Aim of the exercise: Will you give the material below again, every line exactly as it is?

Material for the task:
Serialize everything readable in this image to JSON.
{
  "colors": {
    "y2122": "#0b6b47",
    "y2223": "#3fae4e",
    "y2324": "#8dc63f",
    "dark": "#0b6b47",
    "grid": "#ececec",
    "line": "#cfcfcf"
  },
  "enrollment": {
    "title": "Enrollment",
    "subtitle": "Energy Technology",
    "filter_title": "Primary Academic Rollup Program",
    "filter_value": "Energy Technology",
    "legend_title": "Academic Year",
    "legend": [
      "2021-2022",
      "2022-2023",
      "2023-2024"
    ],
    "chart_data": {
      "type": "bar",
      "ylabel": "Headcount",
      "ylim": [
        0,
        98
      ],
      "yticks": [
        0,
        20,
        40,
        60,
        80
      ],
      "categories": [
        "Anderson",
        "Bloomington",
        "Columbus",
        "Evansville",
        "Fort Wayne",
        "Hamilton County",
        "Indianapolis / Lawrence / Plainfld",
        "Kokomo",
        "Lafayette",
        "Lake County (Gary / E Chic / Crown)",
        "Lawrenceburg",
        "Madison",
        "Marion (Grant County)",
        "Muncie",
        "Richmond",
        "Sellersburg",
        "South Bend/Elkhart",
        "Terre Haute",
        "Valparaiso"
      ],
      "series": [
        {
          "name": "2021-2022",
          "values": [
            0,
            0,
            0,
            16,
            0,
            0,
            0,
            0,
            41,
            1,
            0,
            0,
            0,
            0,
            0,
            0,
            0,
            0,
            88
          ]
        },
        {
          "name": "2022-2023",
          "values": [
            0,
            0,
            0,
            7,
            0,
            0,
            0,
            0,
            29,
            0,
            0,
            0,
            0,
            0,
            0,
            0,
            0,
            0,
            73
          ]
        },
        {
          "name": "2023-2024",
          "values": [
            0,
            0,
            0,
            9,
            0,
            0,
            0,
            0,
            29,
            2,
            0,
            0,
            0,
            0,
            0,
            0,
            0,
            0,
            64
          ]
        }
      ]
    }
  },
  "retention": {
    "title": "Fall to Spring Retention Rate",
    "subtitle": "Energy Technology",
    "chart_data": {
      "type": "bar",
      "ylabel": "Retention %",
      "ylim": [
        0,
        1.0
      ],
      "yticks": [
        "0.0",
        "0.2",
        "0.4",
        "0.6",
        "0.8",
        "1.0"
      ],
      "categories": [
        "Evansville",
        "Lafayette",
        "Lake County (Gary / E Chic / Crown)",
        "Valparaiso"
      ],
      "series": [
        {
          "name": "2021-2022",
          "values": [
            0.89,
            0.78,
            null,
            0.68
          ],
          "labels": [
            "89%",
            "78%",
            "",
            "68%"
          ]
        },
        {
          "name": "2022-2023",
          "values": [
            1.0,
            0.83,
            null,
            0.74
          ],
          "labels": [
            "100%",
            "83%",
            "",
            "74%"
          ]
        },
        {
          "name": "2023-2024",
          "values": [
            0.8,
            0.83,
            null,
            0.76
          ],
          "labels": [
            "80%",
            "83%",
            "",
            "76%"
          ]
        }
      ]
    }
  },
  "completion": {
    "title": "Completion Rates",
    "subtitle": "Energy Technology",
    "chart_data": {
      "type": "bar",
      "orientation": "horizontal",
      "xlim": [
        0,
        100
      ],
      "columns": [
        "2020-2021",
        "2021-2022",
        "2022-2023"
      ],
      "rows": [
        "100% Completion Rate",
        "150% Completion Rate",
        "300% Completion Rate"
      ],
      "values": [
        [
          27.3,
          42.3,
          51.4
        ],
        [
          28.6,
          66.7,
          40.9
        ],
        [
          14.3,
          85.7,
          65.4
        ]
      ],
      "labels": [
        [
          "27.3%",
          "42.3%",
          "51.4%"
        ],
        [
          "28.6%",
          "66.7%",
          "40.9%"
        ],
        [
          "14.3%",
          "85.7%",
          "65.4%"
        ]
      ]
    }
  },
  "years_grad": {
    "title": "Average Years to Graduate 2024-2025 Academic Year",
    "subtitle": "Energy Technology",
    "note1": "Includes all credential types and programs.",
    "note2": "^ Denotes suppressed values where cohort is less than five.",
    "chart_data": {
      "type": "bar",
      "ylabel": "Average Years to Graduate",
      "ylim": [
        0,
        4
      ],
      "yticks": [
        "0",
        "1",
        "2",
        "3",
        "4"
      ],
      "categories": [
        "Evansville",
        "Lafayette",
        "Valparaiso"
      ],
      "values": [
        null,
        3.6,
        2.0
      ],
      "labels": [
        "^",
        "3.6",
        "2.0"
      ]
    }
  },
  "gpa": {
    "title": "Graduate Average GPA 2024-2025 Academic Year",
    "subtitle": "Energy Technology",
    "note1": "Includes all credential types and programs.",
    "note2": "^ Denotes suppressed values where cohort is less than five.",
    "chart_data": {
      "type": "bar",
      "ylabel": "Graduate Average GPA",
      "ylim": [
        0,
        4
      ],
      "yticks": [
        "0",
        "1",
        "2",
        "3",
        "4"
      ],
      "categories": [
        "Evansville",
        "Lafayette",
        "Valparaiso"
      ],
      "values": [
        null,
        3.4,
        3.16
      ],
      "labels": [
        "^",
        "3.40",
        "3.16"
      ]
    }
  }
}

Task solution:
Serialize everything readable in this image to JSON.
{
  "colors": {
    "y2122": "#0b6b47",
    "y2223": "#3fae4e",
    "y2324": "#8dc63f",
    "dark": "#0b6b47",
    "grid": "#ececec",
    "line": "#cfcfcf"
  },
  "enrollment": {
    "title": "Enrollment",
    "subtitle": "Energy Technology",
    "filter_title": "Primary Academic Rollup Program",
    "filter_value": "Energy Technology",
    "legend_title": "Academic Year",
    "legend": [
      "2021-2022",
      "2022-2023",
      "2023-2024"
    ],
    "chart_data": {
      "type": "bar",
      "ylabel": "Headcount",
      "ylim": [
        0,
        98
      ],
      "yticks": [
        0,
        20,
        40,
        60,
        80
      ],
      "categories": [
        "Anderson",
        "Bloomington",
        "Columbus",
        "Evansville",
        "Fort Wayne",
        "Hamilton County",
        "Indianapolis / Lawrence / Plainfld",
        "Kokomo",
        "Lafayette",
        "Lake County (Gary / E Chic / Crown)",
        "Lawrenceburg",
        "Madison",
        "Marion (Grant County)",
        "Muncie",
        "Richmond",
        "Sellersburg",
        "South Bend/Elkhart",
        "Terre Haute",
        "Valparaiso"
      ],
      "series": [
        {
          "name": "2021-2022",
          "values": [
            0,
            0,
            0,
            16,
            0,
            0,
            0,
            0,
            41,
            1,
            0,
            0,
            0,
            0,
            0,
            0,
            0,
            0,
            88
          ]
        },
        {
          "name": "2022-2023",
          "values": [
            0,
            0,
            0,
            7,
            0,
            0,
            0,
            0,
            29,
            0,
            0,
            0,
            0,
            0,
            0,
            0,
            0,
            0,
            73
          ]
        },
        {
          "name": "2023-2024",
          "values": [
            0,
            0,
            0,
            9,
            0,
            0,
            0,
            0,
            29,
            2,
            0,
            0,
            0,
            0,
            0,
            0,
            0,
            0,
            64
          ]
        }
      ]
    }
  },
  "retention": {
    "title": "Fall to Spring Retention Rate",
    "subtitle": "Energy Technology",
    "chart_data": {
      "type": "bar",
      "ylabel": "Retention %",
      "ylim": [
        0,
        1.0
      ],
      "yticks": [
        "0.0",
        "0.2",
        "0.4",
        "0.6",
        "0.8",
        "1.0"
      ],
      "categories": [
        "Evansville",
        "Lafayette",
        "Lake County (Gary / E Chic / Crown)",
        "Valparaiso"
      ],
      "series": [
        {
          "name": "2021-2022",
          "values": [
            0.89,
            0.78,
            null,
            0.68
          ],
          "labels": [
            "89%",
            "78%",
            "",
            "68%"
          ]
        },
        {
          "name": "2022-2023",
          "values": [
            1.0,
            0.83,
            null,
            0.74
          ],
          "labels": [
            "100%",
            "83%",
            "",
            "74%"
          ]
        },
        {
          "name": "2023-2024",
          "values": [
            0.8,
            0.83,
            null,
            0.76
          ],
          "labels": [
            "80%",
            "83%",
            "",
            "76%"
          ]
        }
      ]
    }
  },
  "completion": {
    "title": "Completion Rates",
    "subtitle": "Energy Technology",
    "chart_data": {
      "type": "bar",
      "orientation": "horizontal",
      "xlim": [
        0,
        100
      ],
      "columns": [
        "2020-2021",
        "2021-2022",
        "2022-2023"
      ],
      "rows": [
        "100% Completion Rate",
        "150% Completion Rate",
        "300% Completion Rate"
      ],
      "values": [
        [
          27.3,
          42.3,
          51.4
        ],
        [
          28.6,
          66.7,
          40.9
        ],
        [
          14.3,
          85.7,
          65.4
        ]
      ],
      "labels": [
        [
          "27.3%",
          "42.3%",
          "51.4%"
        ],
        [
          "28.6%",
          "66.7%",
          "40.9%"
        ],
        [
          "14.3%",
          "85.7%",
          "65.4%"
        ]
      ]
    }
  },
  "years_grad": {
    "title": "Average Years to Graduate 2024-2025 Academic Year",
    "subtitle": "Energy Technology",
    "note1": "Includes all credential types and programs.",
    "note2": "^ Denotes suppressed values where cohort is less than five.",
    "chart_data": {
      "type": "bar",
      "ylabel": "Average Years to Graduate",
      "ylim": [
        0,
        4
      ],
      "yticks": [
        "0",
        "1",
        "2",
        "3",
        "4"
      ],
      "categories": [
        "Evansville",
        "Lafayette",
        "Valparaiso"
      ],
      "values": [
        null,
        3.6,
        2.0
      ],
      "labels": [
        "^",
        "3.6",
        "2.0"
      ]
    }
  },
  "gpa": {
    "title": "Graduate Average GPA 2024-2025 Academic Year",
    "subtitle": "Energy Technology",
    "note1": "Includes all credential types and programs.",
    "note2": "^ Denotes suppressed values where cohort is less than five.",
    "chart_data": {
      "type": "bar",
      "ylabel": "Graduate Average GPA",
      "ylim": [
        0,
        4
      ],
      "yticks": [
        "0",
        "1",
        "2",
        "3",
        "4"
      ],
      "categories": [
        "Evansville",
        "Lafayette",
        "Valparaiso"
      ],
      "values": [
        null,
        3.4,
        3.16
      ],
      "labels": [
        "^",
        "3.40",
        "3.16"
      ]
    }
  }
}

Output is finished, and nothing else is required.